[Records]
┌──

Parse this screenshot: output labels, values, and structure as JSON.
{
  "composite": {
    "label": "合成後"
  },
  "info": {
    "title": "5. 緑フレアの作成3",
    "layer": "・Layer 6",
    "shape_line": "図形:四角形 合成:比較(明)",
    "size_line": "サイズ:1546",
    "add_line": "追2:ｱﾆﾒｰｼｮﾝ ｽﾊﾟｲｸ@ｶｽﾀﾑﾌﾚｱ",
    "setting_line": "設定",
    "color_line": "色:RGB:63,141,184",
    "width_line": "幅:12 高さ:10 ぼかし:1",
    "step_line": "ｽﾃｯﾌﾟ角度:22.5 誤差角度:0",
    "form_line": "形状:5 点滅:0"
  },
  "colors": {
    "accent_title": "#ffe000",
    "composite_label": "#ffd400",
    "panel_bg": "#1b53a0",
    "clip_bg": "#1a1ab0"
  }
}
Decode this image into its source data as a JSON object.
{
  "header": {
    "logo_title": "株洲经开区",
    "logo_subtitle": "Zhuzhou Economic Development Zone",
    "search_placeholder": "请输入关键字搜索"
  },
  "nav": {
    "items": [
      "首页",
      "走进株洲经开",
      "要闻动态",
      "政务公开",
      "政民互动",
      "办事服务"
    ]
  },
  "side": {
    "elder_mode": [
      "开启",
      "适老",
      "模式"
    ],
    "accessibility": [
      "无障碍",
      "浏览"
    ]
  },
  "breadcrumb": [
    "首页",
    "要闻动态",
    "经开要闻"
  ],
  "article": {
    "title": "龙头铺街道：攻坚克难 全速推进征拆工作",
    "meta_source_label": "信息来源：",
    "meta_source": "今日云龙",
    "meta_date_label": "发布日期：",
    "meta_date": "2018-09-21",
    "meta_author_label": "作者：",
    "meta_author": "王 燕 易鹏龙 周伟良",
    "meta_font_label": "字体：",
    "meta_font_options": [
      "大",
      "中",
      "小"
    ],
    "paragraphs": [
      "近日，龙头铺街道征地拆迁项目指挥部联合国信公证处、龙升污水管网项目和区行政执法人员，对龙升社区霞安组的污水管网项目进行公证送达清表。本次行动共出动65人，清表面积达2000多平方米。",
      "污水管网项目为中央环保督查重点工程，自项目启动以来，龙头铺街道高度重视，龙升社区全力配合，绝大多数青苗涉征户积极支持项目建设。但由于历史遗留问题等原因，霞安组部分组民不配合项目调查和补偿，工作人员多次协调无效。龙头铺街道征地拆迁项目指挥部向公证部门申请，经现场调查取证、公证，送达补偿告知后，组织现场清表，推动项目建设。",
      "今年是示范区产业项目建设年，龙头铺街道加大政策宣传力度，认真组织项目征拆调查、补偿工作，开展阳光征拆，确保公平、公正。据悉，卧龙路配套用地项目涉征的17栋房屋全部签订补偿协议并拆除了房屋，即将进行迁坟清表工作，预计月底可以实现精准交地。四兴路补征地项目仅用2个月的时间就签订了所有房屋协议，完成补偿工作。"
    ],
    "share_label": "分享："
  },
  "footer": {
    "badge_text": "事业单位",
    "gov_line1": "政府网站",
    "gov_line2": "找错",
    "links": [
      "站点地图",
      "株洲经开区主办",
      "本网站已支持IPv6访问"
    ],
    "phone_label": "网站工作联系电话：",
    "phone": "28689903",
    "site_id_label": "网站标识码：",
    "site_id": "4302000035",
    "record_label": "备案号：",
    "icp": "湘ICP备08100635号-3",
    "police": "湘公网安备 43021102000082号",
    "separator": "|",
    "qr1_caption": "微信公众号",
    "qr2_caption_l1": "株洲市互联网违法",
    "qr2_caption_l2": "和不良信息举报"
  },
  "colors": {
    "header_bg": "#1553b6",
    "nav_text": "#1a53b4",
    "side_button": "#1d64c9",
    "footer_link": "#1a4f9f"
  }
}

└──

▶ _What you should do_
The whole listing above needs to be written out again exactly.

▶ _Complete response_
Parse this screenshot: output labels, values, and structure as JSON.
{
  "composite": {
    "label": "合成後"
  },
  "info": {
    "title": "5. 緑フレアの作成3",
    "layer": "・Layer 6",
    "shape_line": "図形:四角形 合成:比較(明)",
    "size_line": "サイズ:1546",
    "add_line": "追2:ｱﾆﾒｰｼｮﾝ ｽﾊﾟｲｸ@ｶｽﾀﾑﾌﾚｱ",
    "setting_line": "設定",
    "color_line": "色:RGB:63,141,184",
    "width_line": "幅:12 高さ:10 ぼかし:1",
    "step_line": "ｽﾃｯﾌﾟ角度:22.5 誤差角度:0",
    "form_line": "形状:5 点滅:0"
  },
  "colors": {
    "accent_title": "#ffe000",
    "composite_label": "#ffd400",
    "panel_bg": "#1b53a0",
    "clip_bg": "#1a1ab0"
  }
}
Decode this image into its source data as a JSON object.
{
  "header": {
    "logo_title": "株洲经开区",
    "logo_subtitle": "Zhuzhou Economic Development Zone",
    "search_placeholder": "请输入关键字搜索"
  },
  "nav": {
    "items": [
      "首页",
      "走进株洲经开",
      "要闻动态",
      "政务公开",
      "政民互动",
      "办事服务"
    ]
  },
  "side": {
    "elder_mode": [
      "开启",
      "适老",
      "模式"
    ],
    "accessibility": [
      "无障碍",
      "浏览"
    ]
  },
  "breadcrumb": [
    "首页",
    "要闻动态",
    "经开要闻"
  ],
  "article": {
    "title": "龙头铺街道：攻坚克难 全速推进征拆工作",
    "meta_source_label": "信息来源：",
    "meta_source": "今日云龙",
    "meta_date_label": "发布日期：",
    "meta_date": "2018-09-21",
    "meta_author_label": "作者：",
    "meta_author": "王 燕 易鹏龙 周伟良",
    "meta_font_label": "字体：",
    "meta_font_options": [
      "大",
      "中",
      "小"
    ],
    "paragraphs": [
      "近日，龙头铺街道征地拆迁项目指挥部联合国信公证处、龙升污水管网项目和区行政执法人员，对龙升社区霞安组的污水管网项目进行公证送达清表。本次行动共出动65人，清表面积达2000多平方米。",
      "污水管网项目为中央环保督查重点工程，自项目启动以来，龙头铺街道高度重视，龙升社区全力配合，绝大多数青苗涉征户积极支持项目建设。但由于历史遗留问题等原因，霞安组部分组民不配合项目调查和补偿，工作人员多次协调无效。龙头铺街道征地拆迁项目指挥部向公证部门申请，经现场调查取证、公证，送达补偿告知后，组织现场清表，推动项目建设。",
      "今年是示范区产业项目建设年，龙头铺街道加大政策宣传力度，认真组织项目征拆调查、补偿工作，开展阳光征拆，确保公平、公正。据悉，卧龙路配套用地项目涉征的17栋房屋全部签订补偿协议并拆除了房屋，即将进行迁坟清表工作，预计月底可以实现精准交地。四兴路补征地项目仅用2个月的时间就签订了所有房屋协议，完成补偿工作。"
    ],
    "share_label": "分享："
  },
  "footer": {
    "badge_text": "事业单位",
    "gov_line1": "政府网站",
    "gov_line2": "找错",
    "links": [
      "站点地图",
      "株洲经开区主办",
      "本网站已支持IPv6访问"
    ],
    "phone_label": "网站工作联系电话：",
    "phone": "28689903",
    "site_id_label": "网站标识码：",
    "site_id": "4302000035",
    "record_label": "备案号：",
    "icp": "湘ICP备08100635号-3",
    "police": "湘公网安备 43021102000082号",
    "separator": "|",
    "qr1_caption": "微信公众号",
    "qr2_caption_l1": "株洲市互联网违法",
    "qr2_caption_l2": "和不良信息举报"
  },
  "colors": {
    "header_bg": "#1553b6",
    "nav_text": "#1a53b4",
    "side_button": "#1d64c9",
    "footer_link": "#1a4f9f"
  }
}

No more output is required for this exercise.